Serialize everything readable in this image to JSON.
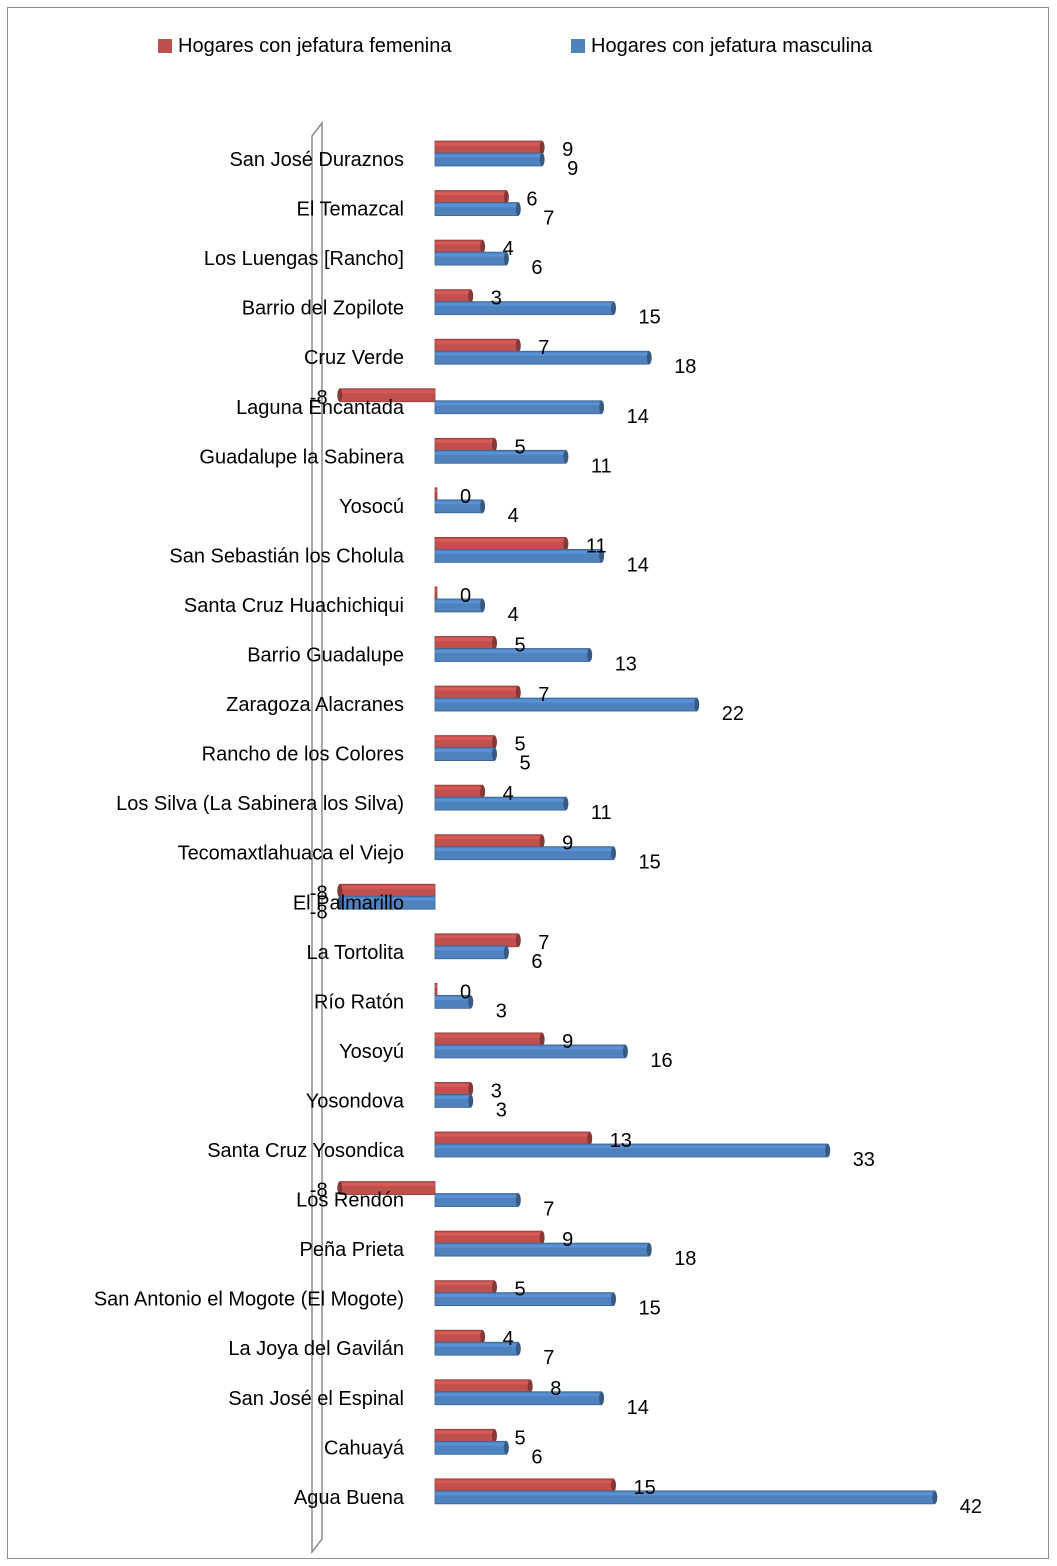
{
  "chart_data": {
    "type": "bar",
    "orientation": "horizontal",
    "legend_position": "top",
    "grid": false,
    "categories": [
      "San José Duraznos",
      "El Temazcal",
      "Los Luengas [Rancho]",
      "Barrio del Zopilote",
      "Cruz Verde",
      "Laguna Encantada",
      "Guadalupe la Sabinera",
      "Yosocú",
      "San Sebastián los Cholula",
      "Santa Cruz Huachichiqui",
      "Barrio Guadalupe",
      "Zaragoza Alacranes",
      "Rancho de los Colores",
      "Los Silva (La Sabinera los Silva)",
      "Tecomaxtlahuaca el Viejo",
      "El Palmarillo",
      "La Tortolita",
      "Río Ratón",
      "Yosoyú",
      "Yosondova",
      "Santa Cruz Yosondica",
      "Los Rendón",
      "Peña Prieta",
      "San Antonio el Mogote (El Mogote)",
      "La Joya del Gavilán",
      "San José el Espinal",
      "Cahuayá",
      "Agua Buena"
    ],
    "series": [
      {
        "name": "Hogares con jefatura femenina",
        "color": "#c0504d",
        "values": [
          9,
          6,
          4,
          3,
          7,
          -8,
          5,
          0,
          11,
          0,
          5,
          7,
          5,
          4,
          9,
          -8,
          7,
          0,
          9,
          3,
          13,
          -8,
          9,
          5,
          4,
          8,
          5,
          15
        ]
      },
      {
        "name": "Hogares con jefatura masculina",
        "color": "#4f81bd",
        "values": [
          9,
          7,
          6,
          15,
          18,
          14,
          11,
          4,
          14,
          4,
          13,
          22,
          5,
          11,
          15,
          -8,
          6,
          3,
          16,
          3,
          33,
          7,
          18,
          15,
          7,
          14,
          6,
          42
        ]
      }
    ],
    "title": "",
    "xlabel": "",
    "ylabel": ""
  }
}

Written problem ::
Copy out each line exactly, without the pictures.

Solution below ::
Serialize everything readable in this image to JSON.
{
  "chart_data": {
    "type": "bar",
    "orientation": "horizontal",
    "legend_position": "top",
    "grid": false,
    "categories": [
      "San José Duraznos",
      "El Temazcal",
      "Los Luengas [Rancho]",
      "Barrio del Zopilote",
      "Cruz Verde",
      "Laguna Encantada",
      "Guadalupe la Sabinera",
      "Yosocú",
      "San Sebastián los Cholula",
      "Santa Cruz Huachichiqui",
      "Barrio Guadalupe",
      "Zaragoza Alacranes",
      "Rancho de los Colores",
      "Los Silva (La Sabinera los Silva)",
      "Tecomaxtlahuaca el Viejo",
      "El Palmarillo",
      "La Tortolita",
      "Río Ratón",
      "Yosoyú",
      "Yosondova",
      "Santa Cruz Yosondica",
      "Los Rendón",
      "Peña Prieta",
      "San Antonio el Mogote (El Mogote)",
      "La Joya del Gavilán",
      "San José el Espinal",
      "Cahuayá",
      "Agua Buena"
    ],
    "series": [
      {
        "name": "Hogares con jefatura femenina",
        "color": "#c0504d",
        "values": [
          9,
          6,
          4,
          3,
          7,
          -8,
          5,
          0,
          11,
          0,
          5,
          7,
          5,
          4,
          9,
          -8,
          7,
          0,
          9,
          3,
          13,
          -8,
          9,
          5,
          4,
          8,
          5,
          15
        ]
      },
      {
        "name": "Hogares con jefatura masculina",
        "color": "#4f81bd",
        "values": [
          9,
          7,
          6,
          15,
          18,
          14,
          11,
          4,
          14,
          4,
          13,
          22,
          5,
          11,
          15,
          -8,
          6,
          3,
          16,
          3,
          33,
          7,
          18,
          15,
          7,
          14,
          6,
          42
        ]
      }
    ],
    "title": "",
    "xlabel": "",
    "ylabel": ""
  }
}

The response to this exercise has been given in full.